Chart and figure data:
══════

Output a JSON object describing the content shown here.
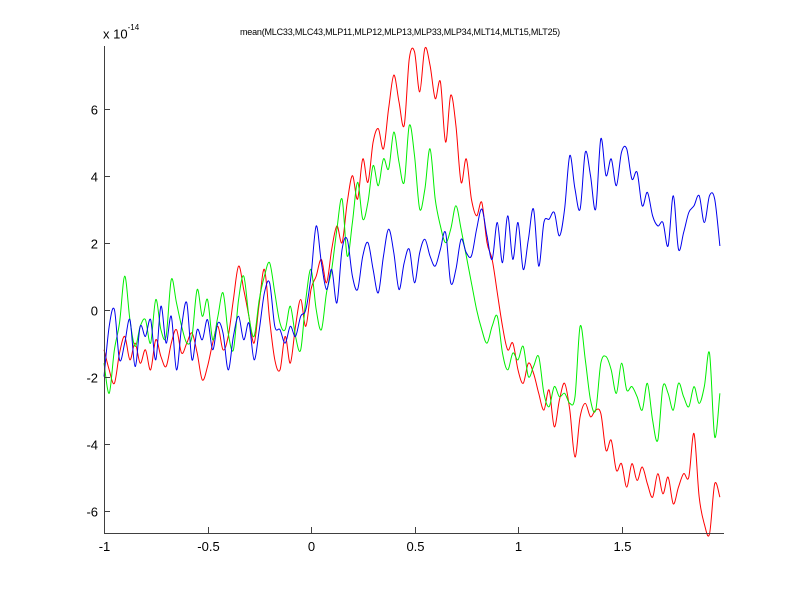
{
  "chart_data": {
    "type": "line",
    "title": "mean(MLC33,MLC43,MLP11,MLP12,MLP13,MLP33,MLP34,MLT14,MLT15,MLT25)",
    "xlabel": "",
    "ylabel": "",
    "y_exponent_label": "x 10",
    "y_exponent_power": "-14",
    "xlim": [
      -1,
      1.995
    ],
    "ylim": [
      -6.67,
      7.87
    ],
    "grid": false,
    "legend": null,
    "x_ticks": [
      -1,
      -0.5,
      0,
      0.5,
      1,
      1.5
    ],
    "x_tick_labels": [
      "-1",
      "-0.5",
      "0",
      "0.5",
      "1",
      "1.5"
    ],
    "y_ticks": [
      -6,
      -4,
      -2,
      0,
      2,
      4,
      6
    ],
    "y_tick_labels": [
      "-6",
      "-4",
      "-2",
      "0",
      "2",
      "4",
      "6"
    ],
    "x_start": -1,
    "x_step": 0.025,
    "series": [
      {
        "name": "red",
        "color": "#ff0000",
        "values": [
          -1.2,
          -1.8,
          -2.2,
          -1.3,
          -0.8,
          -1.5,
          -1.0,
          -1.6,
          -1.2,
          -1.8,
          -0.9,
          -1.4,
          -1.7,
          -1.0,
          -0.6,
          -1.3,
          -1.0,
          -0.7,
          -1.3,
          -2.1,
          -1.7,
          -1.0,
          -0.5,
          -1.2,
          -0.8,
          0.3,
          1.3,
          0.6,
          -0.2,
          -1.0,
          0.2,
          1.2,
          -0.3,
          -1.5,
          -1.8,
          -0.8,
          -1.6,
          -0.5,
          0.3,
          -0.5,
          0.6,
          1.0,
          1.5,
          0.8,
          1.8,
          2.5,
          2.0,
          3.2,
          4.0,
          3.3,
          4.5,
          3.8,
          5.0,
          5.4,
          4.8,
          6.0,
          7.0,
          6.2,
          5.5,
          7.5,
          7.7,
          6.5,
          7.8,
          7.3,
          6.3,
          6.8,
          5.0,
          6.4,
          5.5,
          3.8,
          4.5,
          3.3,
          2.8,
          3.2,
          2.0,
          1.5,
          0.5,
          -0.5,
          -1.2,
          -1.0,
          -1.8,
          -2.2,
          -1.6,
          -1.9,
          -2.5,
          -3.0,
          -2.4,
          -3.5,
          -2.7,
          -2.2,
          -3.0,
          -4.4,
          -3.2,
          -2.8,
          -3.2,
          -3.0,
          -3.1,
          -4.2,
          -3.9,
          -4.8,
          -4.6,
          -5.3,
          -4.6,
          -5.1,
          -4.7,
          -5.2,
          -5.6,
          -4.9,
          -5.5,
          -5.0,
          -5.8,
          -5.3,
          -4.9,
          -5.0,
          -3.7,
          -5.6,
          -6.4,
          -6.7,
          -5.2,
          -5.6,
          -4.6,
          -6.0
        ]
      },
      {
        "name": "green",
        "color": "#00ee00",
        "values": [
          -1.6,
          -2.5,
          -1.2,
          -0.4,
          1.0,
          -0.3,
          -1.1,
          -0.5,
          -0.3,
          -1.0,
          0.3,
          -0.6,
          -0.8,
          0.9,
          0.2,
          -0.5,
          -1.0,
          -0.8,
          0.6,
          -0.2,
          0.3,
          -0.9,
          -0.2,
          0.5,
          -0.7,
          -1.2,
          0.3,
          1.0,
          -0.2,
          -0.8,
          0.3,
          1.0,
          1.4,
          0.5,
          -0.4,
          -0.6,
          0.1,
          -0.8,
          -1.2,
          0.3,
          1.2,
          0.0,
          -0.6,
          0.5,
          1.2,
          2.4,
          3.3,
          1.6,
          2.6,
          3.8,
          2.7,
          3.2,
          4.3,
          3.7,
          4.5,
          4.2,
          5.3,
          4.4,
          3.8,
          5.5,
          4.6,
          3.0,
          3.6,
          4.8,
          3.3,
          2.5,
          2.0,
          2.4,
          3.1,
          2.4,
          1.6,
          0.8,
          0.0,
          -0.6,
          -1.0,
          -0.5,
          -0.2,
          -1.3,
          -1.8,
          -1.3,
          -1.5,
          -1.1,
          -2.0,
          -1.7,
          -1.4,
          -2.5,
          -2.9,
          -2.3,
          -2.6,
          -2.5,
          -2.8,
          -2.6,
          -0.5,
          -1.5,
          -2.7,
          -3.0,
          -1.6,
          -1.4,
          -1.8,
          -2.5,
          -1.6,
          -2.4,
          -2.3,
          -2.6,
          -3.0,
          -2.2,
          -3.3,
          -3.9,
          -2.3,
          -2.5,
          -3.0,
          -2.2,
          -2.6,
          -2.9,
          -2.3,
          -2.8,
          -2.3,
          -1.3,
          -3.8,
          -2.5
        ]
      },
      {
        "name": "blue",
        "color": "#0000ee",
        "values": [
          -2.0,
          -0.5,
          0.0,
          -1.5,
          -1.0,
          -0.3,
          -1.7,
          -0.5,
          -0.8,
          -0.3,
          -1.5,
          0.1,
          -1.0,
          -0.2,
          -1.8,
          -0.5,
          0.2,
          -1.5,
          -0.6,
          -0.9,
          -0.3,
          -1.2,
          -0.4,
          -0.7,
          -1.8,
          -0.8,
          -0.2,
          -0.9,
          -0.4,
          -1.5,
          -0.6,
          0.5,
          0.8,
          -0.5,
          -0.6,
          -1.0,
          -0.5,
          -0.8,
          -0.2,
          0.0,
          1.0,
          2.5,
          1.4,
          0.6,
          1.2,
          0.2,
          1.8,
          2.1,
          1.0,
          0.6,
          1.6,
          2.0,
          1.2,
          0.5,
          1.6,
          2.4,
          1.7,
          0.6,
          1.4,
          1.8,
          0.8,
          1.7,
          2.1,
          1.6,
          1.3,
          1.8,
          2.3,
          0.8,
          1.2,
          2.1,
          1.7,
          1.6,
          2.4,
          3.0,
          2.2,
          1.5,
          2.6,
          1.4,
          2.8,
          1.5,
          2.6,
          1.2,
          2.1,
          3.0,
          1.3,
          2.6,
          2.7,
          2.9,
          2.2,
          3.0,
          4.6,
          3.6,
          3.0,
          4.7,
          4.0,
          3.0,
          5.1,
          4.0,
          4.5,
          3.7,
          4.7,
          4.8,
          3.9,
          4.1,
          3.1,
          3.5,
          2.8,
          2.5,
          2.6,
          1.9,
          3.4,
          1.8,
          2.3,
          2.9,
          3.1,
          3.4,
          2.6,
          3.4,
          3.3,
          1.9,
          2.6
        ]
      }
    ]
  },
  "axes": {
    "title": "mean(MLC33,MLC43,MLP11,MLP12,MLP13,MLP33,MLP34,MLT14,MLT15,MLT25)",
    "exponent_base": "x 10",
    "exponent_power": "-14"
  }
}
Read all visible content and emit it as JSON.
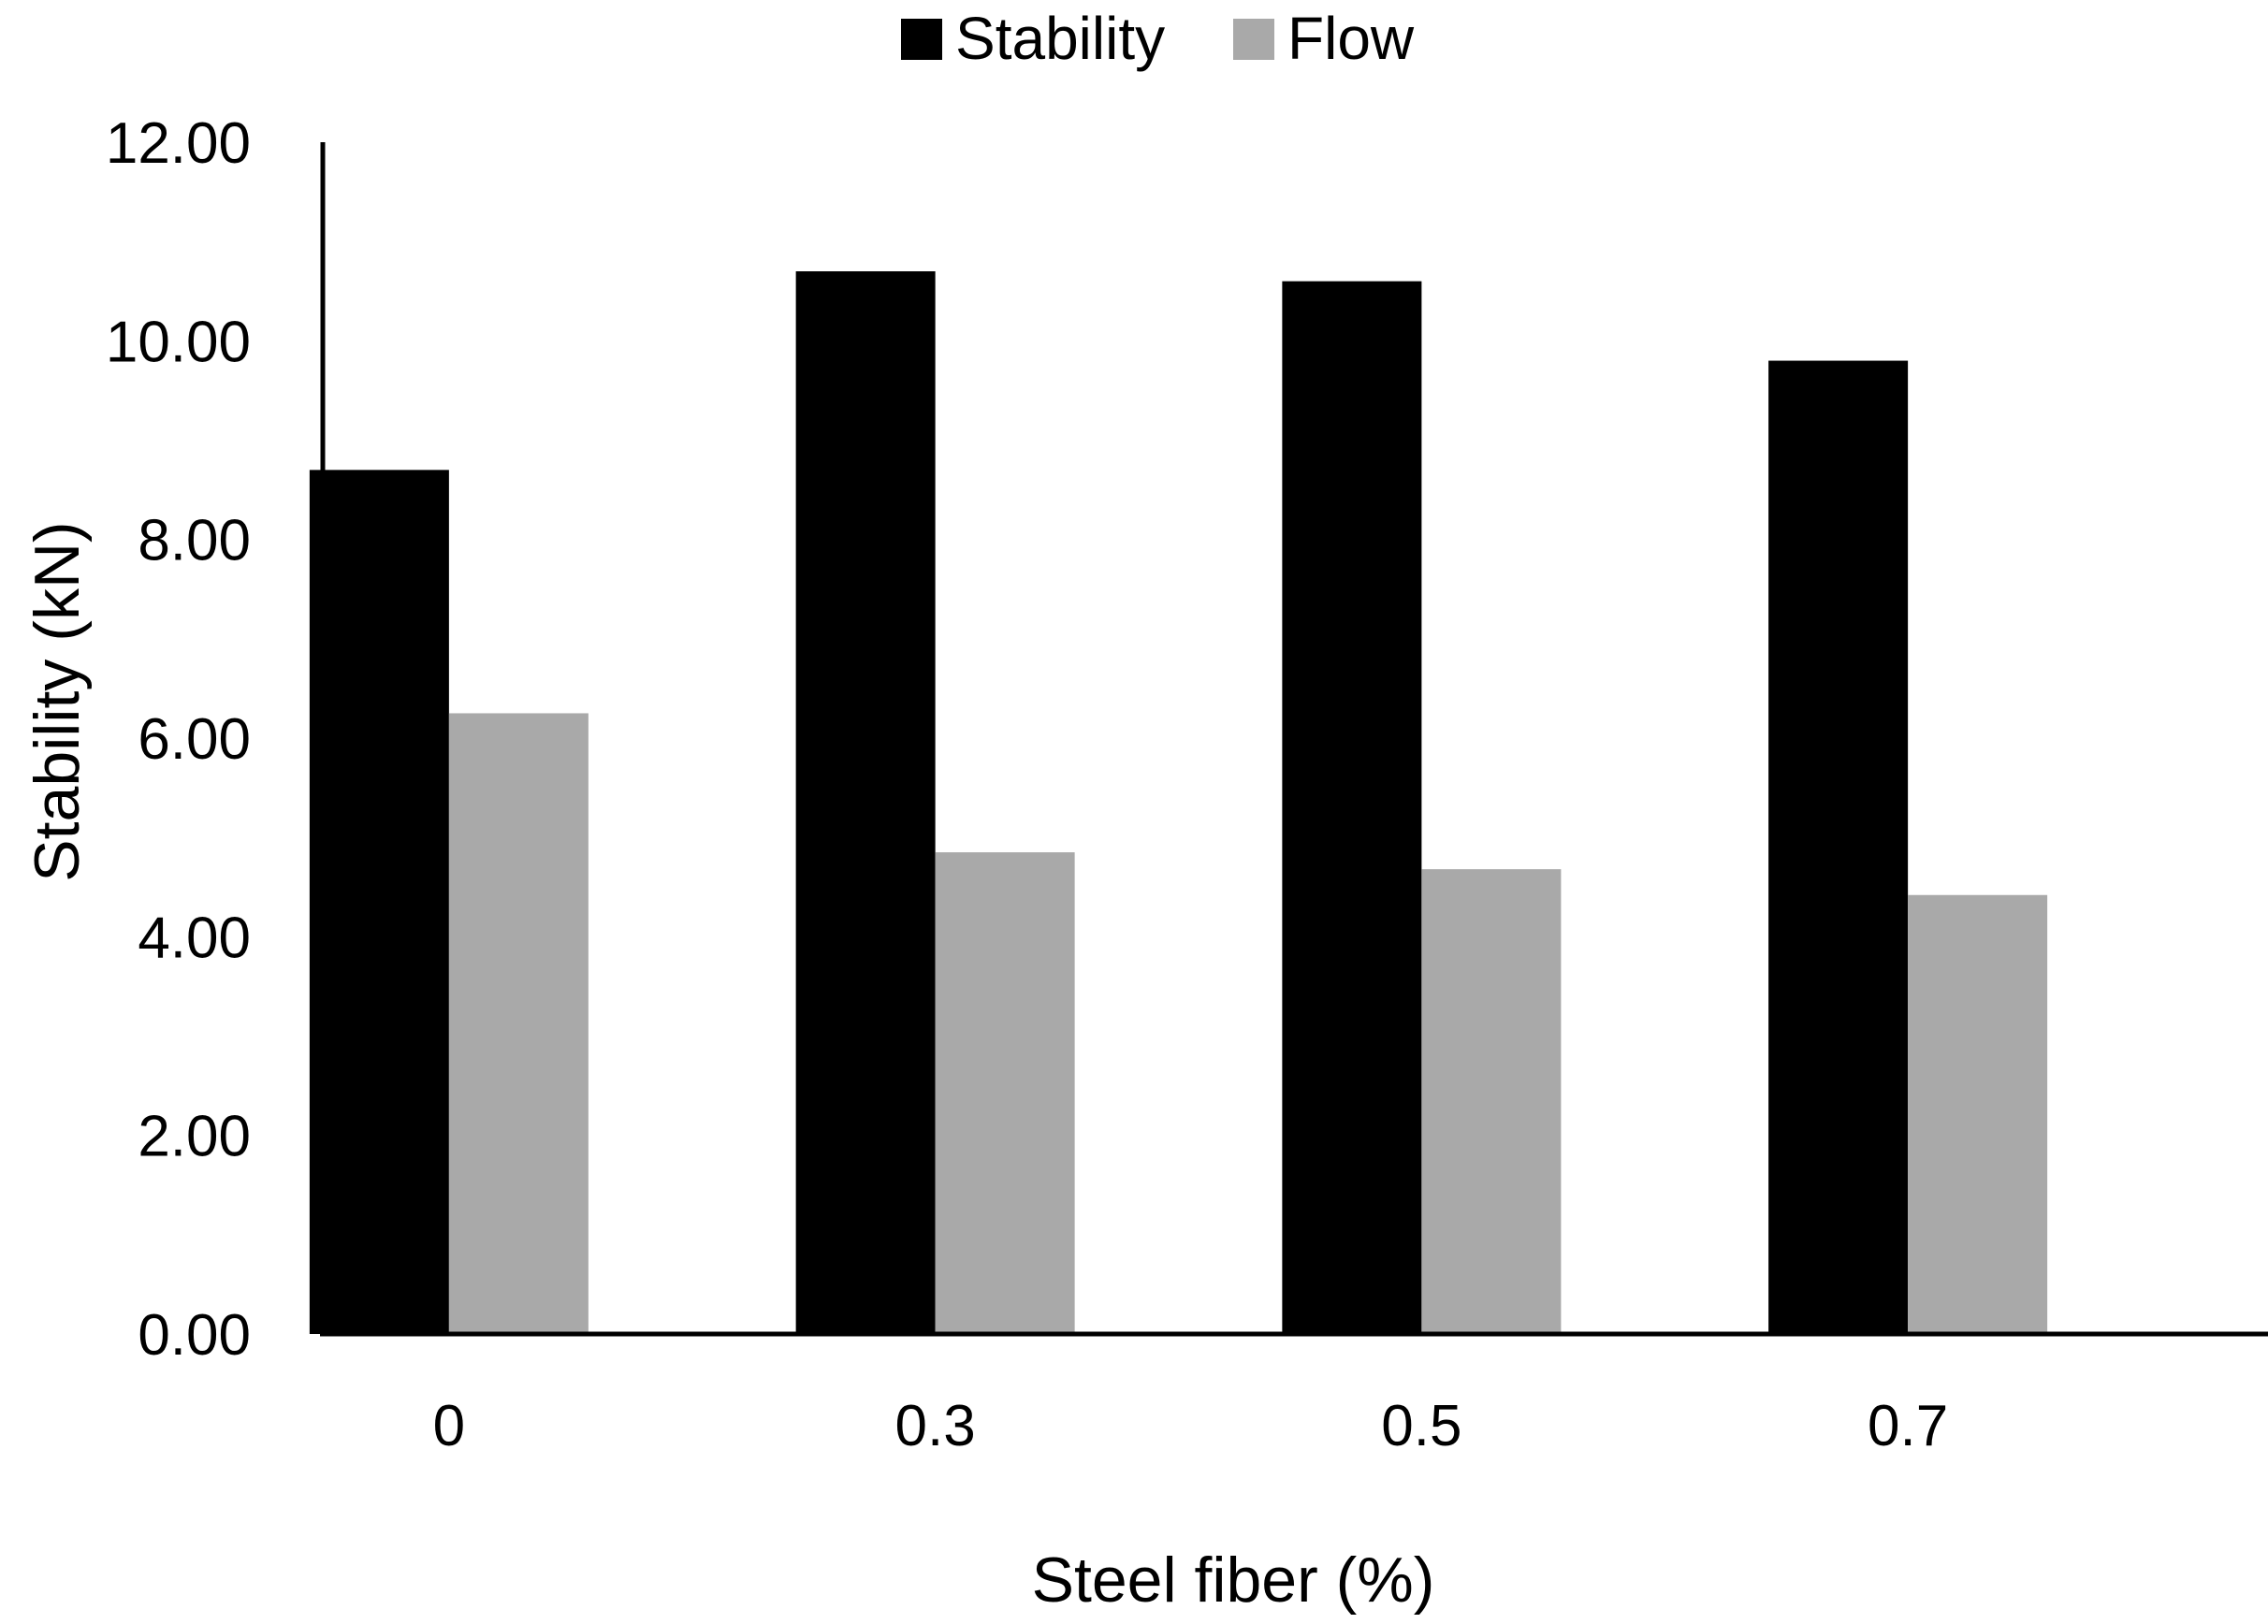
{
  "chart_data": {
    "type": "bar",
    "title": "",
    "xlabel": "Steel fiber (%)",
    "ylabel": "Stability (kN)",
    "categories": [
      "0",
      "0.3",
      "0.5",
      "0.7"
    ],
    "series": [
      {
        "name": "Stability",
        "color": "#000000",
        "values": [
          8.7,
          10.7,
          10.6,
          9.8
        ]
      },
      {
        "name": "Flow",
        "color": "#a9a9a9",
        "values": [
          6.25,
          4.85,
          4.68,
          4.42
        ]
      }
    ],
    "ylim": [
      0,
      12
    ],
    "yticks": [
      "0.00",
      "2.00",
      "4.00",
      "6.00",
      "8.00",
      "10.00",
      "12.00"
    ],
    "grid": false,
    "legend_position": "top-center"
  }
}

══════

**Aim**
Leave the pictures out, and transcribe each of the records exactly.

**Reply**
Output a JSON object describing the content shown here.
{
  "chart_data": {
    "type": "line",
    "title": "mean(MLC33,MLC43,MLP11,MLP12,MLP13,MLP33,MLP34,MLT14,MLT15,MLT25)",
    "xlabel": "",
    "ylabel": "",
    "y_exponent_label": "x 10",
    "y_exponent_power": "-14",
    "xlim": [
      -1,
      1.995
    ],
    "ylim": [
      -6.67,
      7.87
    ],
    "grid": false,
    "legend": null,
    "x_ticks": [
      -1,
      -0.5,
      0,
      0.5,
      1,
      1.5
    ],
    "x_tick_labels": [
      "-1",
      "-0.5",
      "0",
      "0.5",
      "1",
      "1.5"
    ],
    "y_ticks": [
      -6,
      -4,
      -2,
      0,
      2,
      4,
      6
    ],
    "y_tick_labels": [
      "-6",
      "-4",
      "-2",
      "0",
      "2",
      "4",
      "6"
    ],
    "x_start": -1,
    "x_step": 0.025,
    "series": [
      {
        "name": "red",
        "color": "#ff0000",
        "values": [
          -1.2,
          -1.8,
          -2.2,
          -1.3,
          -0.8,
          -1.5,
          -1.0,
          -1.6,
          -1.2,
          -1.8,
          -0.9,
          -1.4,
          -1.7,
          -1.0,
          -0.6,
          -1.3,
          -1.0,
          -0.7,
          -1.3,
          -2.1,
          -1.7,
          -1.0,
          -0.5,
          -1.2,
          -0.8,
          0.3,
          1.3,
          0.6,
          -0.2,
          -1.0,
          0.2,
          1.2,
          -0.3,
          -1.5,
          -1.8,
          -0.8,
          -1.6,
          -0.5,
          0.3,
          -0.5,
          0.6,
          1.0,
          1.5,
          0.8,
          1.8,
          2.5,
          2.0,
          3.2,
          4.0,
          3.3,
          4.5,
          3.8,
          5.0,
          5.4,
          4.8,
          6.0,
          7.0,
          6.2,
          5.5,
          7.5,
          7.7,
          6.5,
          7.8,
          7.3,
          6.3,
          6.8,
          5.0,
          6.4,
          5.5,
          3.8,
          4.5,
          3.3,
          2.8,
          3.2,
          2.0,
          1.5,
          0.5,
          -0.5,
          -1.2,
          -1.0,
          -1.8,
          -2.2,
          -1.6,
          -1.9,
          -2.5,
          -3.0,
          -2.4,
          -3.5,
          -2.7,
          -2.2,
          -3.0,
          -4.4,
          -3.2,
          -2.8,
          -3.2,
          -3.0,
          -3.1,
          -4.2,
          -3.9,
          -4.8,
          -4.6,
          -5.3,
          -4.6,
          -5.1,
          -4.7,
          -5.2,
          -5.6,
          -4.9,
          -5.5,
          -5.0,
          -5.8,
          -5.3,
          -4.9,
          -5.0,
          -3.7,
          -5.6,
          -6.4,
          -6.7,
          -5.2,
          -5.6,
          -4.6,
          -6.0
        ]
      },
      {
        "name": "green",
        "color": "#00ee00",
        "values": [
          -1.6,
          -2.5,
          -1.2,
          -0.4,
          1.0,
          -0.3,
          -1.1,
          -0.5,
          -0.3,
          -1.0,
          0.3,
          -0.6,
          -0.8,
          0.9,
          0.2,
          -0.5,
          -1.0,
          -0.8,
          0.6,
          -0.2,
          0.3,
          -0.9,
          -0.2,
          0.5,
          -0.7,
          -1.2,
          0.3,
          1.0,
          -0.2,
          -0.8,
          0.3,
          1.0,
          1.4,
          0.5,
          -0.4,
          -0.6,
          0.1,
          -0.8,
          -1.2,
          0.3,
          1.2,
          0.0,
          -0.6,
          0.5,
          1.2,
          2.4,
          3.3,
          1.6,
          2.6,
          3.8,
          2.7,
          3.2,
          4.3,
          3.7,
          4.5,
          4.2,
          5.3,
          4.4,
          3.8,
          5.5,
          4.6,
          3.0,
          3.6,
          4.8,
          3.3,
          2.5,
          2.0,
          2.4,
          3.1,
          2.4,
          1.6,
          0.8,
          0.0,
          -0.6,
          -1.0,
          -0.5,
          -0.2,
          -1.3,
          -1.8,
          -1.3,
          -1.5,
          -1.1,
          -2.0,
          -1.7,
          -1.4,
          -2.5,
          -2.9,
          -2.3,
          -2.6,
          -2.5,
          -2.8,
          -2.6,
          -0.5,
          -1.5,
          -2.7,
          -3.0,
          -1.6,
          -1.4,
          -1.8,
          -2.5,
          -1.6,
          -2.4,
          -2.3,
          -2.6,
          -3.0,
          -2.2,
          -3.3,
          -3.9,
          -2.3,
          -2.5,
          -3.0,
          -2.2,
          -2.6,
          -2.9,
          -2.3,
          -2.8,
          -2.3,
          -1.3,
          -3.8,
          -2.5
        ]
      },
      {
        "name": "blue",
        "color": "#0000ee",
        "values": [
          -2.0,
          -0.5,
          0.0,
          -1.5,
          -1.0,
          -0.3,
          -1.7,
          -0.5,
          -0.8,
          -0.3,
          -1.5,
          0.1,
          -1.0,
          -0.2,
          -1.8,
          -0.5,
          0.2,
          -1.5,
          -0.6,
          -0.9,
          -0.3,
          -1.2,
          -0.4,
          -0.7,
          -1.8,
          -0.8,
          -0.2,
          -0.9,
          -0.4,
          -1.5,
          -0.6,
          0.5,
          0.8,
          -0.5,
          -0.6,
          -1.0,
          -0.5,
          -0.8,
          -0.2,
          0.0,
          1.0,
          2.5,
          1.4,
          0.6,
          1.2,
          0.2,
          1.8,
          2.1,
          1.0,
          0.6,
          1.6,
          2.0,
          1.2,
          0.5,
          1.6,
          2.4,
          1.7,
          0.6,
          1.4,
          1.8,
          0.8,
          1.7,
          2.1,
          1.6,
          1.3,
          1.8,
          2.3,
          0.8,
          1.2,
          2.1,
          1.7,
          1.6,
          2.4,
          3.0,
          2.2,
          1.5,
          2.6,
          1.4,
          2.8,
          1.5,
          2.6,
          1.2,
          2.1,
          3.0,
          1.3,
          2.6,
          2.7,
          2.9,
          2.2,
          3.0,
          4.6,
          3.6,
          3.0,
          4.7,
          4.0,
          3.0,
          5.1,
          4.0,
          4.5,
          3.7,
          4.7,
          4.8,
          3.9,
          4.1,
          3.1,
          3.5,
          2.8,
          2.5,
          2.6,
          1.9,
          3.4,
          1.8,
          2.3,
          2.9,
          3.1,
          3.4,
          2.6,
          3.4,
          3.3,
          1.9,
          2.6
        ]
      }
    ]
  },
  "axes": {
    "title": "mean(MLC33,MLC43,MLP11,MLP12,MLP13,MLP33,MLP34,MLT14,MLT15,MLT25)",
    "exponent_base": "x 10",
    "exponent_power": "-14"
  }
}
Read all visible content and emit it as JSON.
{
  "chart_data": {
    "type": "bar",
    "title": "",
    "xlabel": "Steel fiber (%)",
    "ylabel": "Stability (kN)",
    "categories": [
      "0",
      "0.3",
      "0.5",
      "0.7"
    ],
    "series": [
      {
        "name": "Stability",
        "color": "#000000",
        "values": [
          8.7,
          10.7,
          10.6,
          9.8
        ]
      },
      {
        "name": "Flow",
        "color": "#a9a9a9",
        "values": [
          6.25,
          4.85,
          4.68,
          4.42
        ]
      }
    ],
    "ylim": [
      0,
      12
    ],
    "yticks": [
      "0.00",
      "2.00",
      "4.00",
      "6.00",
      "8.00",
      "10.00",
      "12.00"
    ],
    "grid": false,
    "legend_position": "top-center"
  }
}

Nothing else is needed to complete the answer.